Begin

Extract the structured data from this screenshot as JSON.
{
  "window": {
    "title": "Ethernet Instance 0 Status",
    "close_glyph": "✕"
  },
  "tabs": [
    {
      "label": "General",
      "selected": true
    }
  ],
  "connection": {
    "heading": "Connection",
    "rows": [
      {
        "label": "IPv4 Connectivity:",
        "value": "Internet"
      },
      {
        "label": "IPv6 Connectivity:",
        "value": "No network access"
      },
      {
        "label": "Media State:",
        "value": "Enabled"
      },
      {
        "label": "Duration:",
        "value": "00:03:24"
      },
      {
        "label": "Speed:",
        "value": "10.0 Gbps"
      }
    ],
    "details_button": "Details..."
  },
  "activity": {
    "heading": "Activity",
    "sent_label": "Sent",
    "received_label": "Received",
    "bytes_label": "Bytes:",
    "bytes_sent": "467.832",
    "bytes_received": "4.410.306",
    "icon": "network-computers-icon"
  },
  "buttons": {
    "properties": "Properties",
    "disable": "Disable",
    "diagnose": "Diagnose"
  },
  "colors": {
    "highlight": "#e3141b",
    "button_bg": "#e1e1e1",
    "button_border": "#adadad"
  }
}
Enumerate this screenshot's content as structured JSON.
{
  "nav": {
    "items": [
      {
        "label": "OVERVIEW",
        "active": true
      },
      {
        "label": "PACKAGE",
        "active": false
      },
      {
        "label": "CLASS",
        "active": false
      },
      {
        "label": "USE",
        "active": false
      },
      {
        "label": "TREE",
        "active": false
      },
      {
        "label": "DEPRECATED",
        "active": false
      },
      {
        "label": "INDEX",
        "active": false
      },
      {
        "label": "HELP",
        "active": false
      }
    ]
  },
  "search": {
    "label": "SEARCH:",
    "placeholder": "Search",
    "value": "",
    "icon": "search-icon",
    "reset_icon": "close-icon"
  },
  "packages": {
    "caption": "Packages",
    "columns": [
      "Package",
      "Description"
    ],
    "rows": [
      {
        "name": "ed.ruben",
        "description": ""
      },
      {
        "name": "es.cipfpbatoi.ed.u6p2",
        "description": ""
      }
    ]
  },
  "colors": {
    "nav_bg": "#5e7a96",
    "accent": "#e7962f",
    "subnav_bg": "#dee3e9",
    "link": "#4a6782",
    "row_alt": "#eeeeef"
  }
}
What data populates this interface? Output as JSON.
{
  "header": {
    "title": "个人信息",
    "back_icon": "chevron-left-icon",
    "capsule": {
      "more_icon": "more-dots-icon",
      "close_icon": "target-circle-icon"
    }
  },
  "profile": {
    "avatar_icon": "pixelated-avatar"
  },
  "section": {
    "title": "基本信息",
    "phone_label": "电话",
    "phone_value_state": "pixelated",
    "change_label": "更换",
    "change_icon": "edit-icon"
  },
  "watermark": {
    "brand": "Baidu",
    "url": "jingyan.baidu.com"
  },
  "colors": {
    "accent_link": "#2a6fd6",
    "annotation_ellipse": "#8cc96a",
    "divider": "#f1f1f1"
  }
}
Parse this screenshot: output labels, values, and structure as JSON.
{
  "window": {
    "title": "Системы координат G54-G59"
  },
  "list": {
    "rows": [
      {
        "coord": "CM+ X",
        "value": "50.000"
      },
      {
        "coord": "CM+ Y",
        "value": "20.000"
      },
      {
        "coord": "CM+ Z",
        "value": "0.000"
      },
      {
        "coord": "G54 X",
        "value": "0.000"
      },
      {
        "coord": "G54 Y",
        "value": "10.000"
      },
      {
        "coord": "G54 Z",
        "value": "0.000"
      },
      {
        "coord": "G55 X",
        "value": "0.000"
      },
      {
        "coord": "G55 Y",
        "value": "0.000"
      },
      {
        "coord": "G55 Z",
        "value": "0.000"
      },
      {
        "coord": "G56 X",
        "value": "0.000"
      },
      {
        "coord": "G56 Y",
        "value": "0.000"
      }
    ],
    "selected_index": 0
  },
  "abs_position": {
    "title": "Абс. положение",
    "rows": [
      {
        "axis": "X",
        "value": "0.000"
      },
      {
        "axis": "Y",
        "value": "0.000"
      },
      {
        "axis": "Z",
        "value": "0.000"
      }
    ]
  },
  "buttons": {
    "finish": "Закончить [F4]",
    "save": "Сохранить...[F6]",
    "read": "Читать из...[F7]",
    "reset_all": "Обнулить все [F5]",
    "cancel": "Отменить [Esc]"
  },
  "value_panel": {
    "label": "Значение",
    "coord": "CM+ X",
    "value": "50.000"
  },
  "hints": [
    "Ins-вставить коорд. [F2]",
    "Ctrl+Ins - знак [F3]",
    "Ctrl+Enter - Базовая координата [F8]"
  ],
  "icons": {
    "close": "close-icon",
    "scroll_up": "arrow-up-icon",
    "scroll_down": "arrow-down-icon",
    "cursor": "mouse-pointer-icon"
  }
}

End

**Objective:**
Output all of the data again, exactly.

**Result of the task:**
Extract the structured data from this screenshot as JSON.
{
  "window": {
    "title": "Ethernet Instance 0 Status",
    "close_glyph": "✕"
  },
  "tabs": [
    {
      "label": "General",
      "selected": true
    }
  ],
  "connection": {
    "heading": "Connection",
    "rows": [
      {
        "label": "IPv4 Connectivity:",
        "value": "Internet"
      },
      {
        "label": "IPv6 Connectivity:",
        "value": "No network access"
      },
      {
        "label": "Media State:",
        "value": "Enabled"
      },
      {
        "label": "Duration:",
        "value": "00:03:24"
      },
      {
        "label": "Speed:",
        "value": "10.0 Gbps"
      }
    ],
    "details_button": "Details..."
  },
  "activity": {
    "heading": "Activity",
    "sent_label": "Sent",
    "received_label": "Received",
    "bytes_label": "Bytes:",
    "bytes_sent": "467.832",
    "bytes_received": "4.410.306",
    "icon": "network-computers-icon"
  },
  "buttons": {
    "properties": "Properties",
    "disable": "Disable",
    "diagnose": "Diagnose"
  },
  "colors": {
    "highlight": "#e3141b",
    "button_bg": "#e1e1e1",
    "button_border": "#adadad"
  }
}
Enumerate this screenshot's content as structured JSON.
{
  "nav": {
    "items": [
      {
        "label": "OVERVIEW",
        "active": true
      },
      {
        "label": "PACKAGE",
        "active": false
      },
      {
        "label": "CLASS",
        "active": false
      },
      {
        "label": "USE",
        "active": false
      },
      {
        "label": "TREE",
        "active": false
      },
      {
        "label": "DEPRECATED",
        "active": false
      },
      {
        "label": "INDEX",
        "active": false
      },
      {
        "label": "HELP",
        "active": false
      }
    ]
  },
  "search": {
    "label": "SEARCH:",
    "placeholder": "Search",
    "value": "",
    "icon": "search-icon",
    "reset_icon": "close-icon"
  },
  "packages": {
    "caption": "Packages",
    "columns": [
      "Package",
      "Description"
    ],
    "rows": [
      {
        "name": "ed.ruben",
        "description": ""
      },
      {
        "name": "es.cipfpbatoi.ed.u6p2",
        "description": ""
      }
    ]
  },
  "colors": {
    "nav_bg": "#5e7a96",
    "accent": "#e7962f",
    "subnav_bg": "#dee3e9",
    "link": "#4a6782",
    "row_alt": "#eeeeef"
  }
}
What data populates this interface? Output as JSON.
{
  "header": {
    "title": "个人信息",
    "back_icon": "chevron-left-icon",
    "capsule": {
      "more_icon": "more-dots-icon",
      "close_icon": "target-circle-icon"
    }
  },
  "profile": {
    "avatar_icon": "pixelated-avatar"
  },
  "section": {
    "title": "基本信息",
    "phone_label": "电话",
    "phone_value_state": "pixelated",
    "change_label": "更换",
    "change_icon": "edit-icon"
  },
  "watermark": {
    "brand": "Baidu",
    "url": "jingyan.baidu.com"
  },
  "colors": {
    "accent_link": "#2a6fd6",
    "annotation_ellipse": "#8cc96a",
    "divider": "#f1f1f1"
  }
}
Parse this screenshot: output labels, values, and structure as JSON.
{
  "window": {
    "title": "Системы координат G54-G59"
  },
  "list": {
    "rows": [
      {
        "coord": "CM+ X",
        "value": "50.000"
      },
      {
        "coord": "CM+ Y",
        "value": "20.000"
      },
      {
        "coord": "CM+ Z",
        "value": "0.000"
      },
      {
        "coord": "G54 X",
        "value": "0.000"
      },
      {
        "coord": "G54 Y",
        "value": "10.000"
      },
      {
        "coord": "G54 Z",
        "value": "0.000"
      },
      {
        "coord": "G55 X",
        "value": "0.000"
      },
      {
        "coord": "G55 Y",
        "value": "0.000"
      },
      {
        "coord": "G55 Z",
        "value": "0.000"
      },
      {
        "coord": "G56 X",
        "value": "0.000"
      },
      {
        "coord": "G56 Y",
        "value": "0.000"
      }
    ],
    "selected_index": 0
  },
  "abs_position": {
    "title": "Абс. положение",
    "rows": [
      {
        "axis": "X",
        "value": "0.000"
      },
      {
        "axis": "Y",
        "value": "0.000"
      },
      {
        "axis": "Z",
        "value": "0.000"
      }
    ]
  },
  "buttons": {
    "finish": "Закончить [F4]",
    "save": "Сохранить...[F6]",
    "read": "Читать из...[F7]",
    "reset_all": "Обнулить все [F5]",
    "cancel": "Отменить [Esc]"
  },
  "value_panel": {
    "label": "Значение",
    "coord": "CM+ X",
    "value": "50.000"
  },
  "hints": [
    "Ins-вставить коорд. [F2]",
    "Ctrl+Ins - знак [F3]",
    "Ctrl+Enter - Базовая координата [F8]"
  ],
  "icons": {
    "close": "close-icon",
    "scroll_up": "arrow-up-icon",
    "scroll_down": "arrow-down-icon",
    "cursor": "mouse-pointer-icon"
  }
}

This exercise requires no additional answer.